-- START OF Input records --

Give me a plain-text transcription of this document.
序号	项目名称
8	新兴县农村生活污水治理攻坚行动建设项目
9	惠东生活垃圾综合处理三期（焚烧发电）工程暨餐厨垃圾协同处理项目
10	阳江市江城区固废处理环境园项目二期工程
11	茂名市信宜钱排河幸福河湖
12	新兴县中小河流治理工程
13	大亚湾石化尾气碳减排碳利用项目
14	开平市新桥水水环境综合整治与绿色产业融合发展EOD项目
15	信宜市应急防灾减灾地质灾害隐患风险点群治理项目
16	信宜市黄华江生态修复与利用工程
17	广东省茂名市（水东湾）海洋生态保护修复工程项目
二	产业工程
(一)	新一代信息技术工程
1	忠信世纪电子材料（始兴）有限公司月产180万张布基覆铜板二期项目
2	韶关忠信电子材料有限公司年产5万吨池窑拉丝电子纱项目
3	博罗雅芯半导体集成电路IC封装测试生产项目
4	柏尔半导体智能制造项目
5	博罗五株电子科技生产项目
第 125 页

-- END OF Input records --

Stated exercise: Every line of the records above needs to be given again exactly.

Correct answer:
Give me a plain-text transcription of this document.
序号	项目名称
8	新兴县农村生活污水治理攻坚行动建设项目
9	惠东生活垃圾综合处理三期（焚烧发电）工程暨餐厨垃圾协同处理项目
10	阳江市江城区固废处理环境园项目二期工程
11	茂名市信宜钱排河幸福河湖
12	新兴县中小河流治理工程
13	大亚湾石化尾气碳减排碳利用项目
14	开平市新桥水水环境综合整治与绿色产业融合发展EOD项目
15	信宜市应急防灾减灾地质灾害隐患风险点群治理项目
16	信宜市黄华江生态修复与利用工程
17	广东省茂名市（水东湾）海洋生态保护修复工程项目
二	产业工程
(一)	新一代信息技术工程
1	忠信世纪电子材料（始兴）有限公司月产180万张布基覆铜板二期项目
2	韶关忠信电子材料有限公司年产5万吨池窑拉丝电子纱项目
3	博罗雅芯半导体集成电路IC封装测试生产项目
4	柏尔半导体智能制造项目
5	博罗五株电子科技生产项目
第 125 页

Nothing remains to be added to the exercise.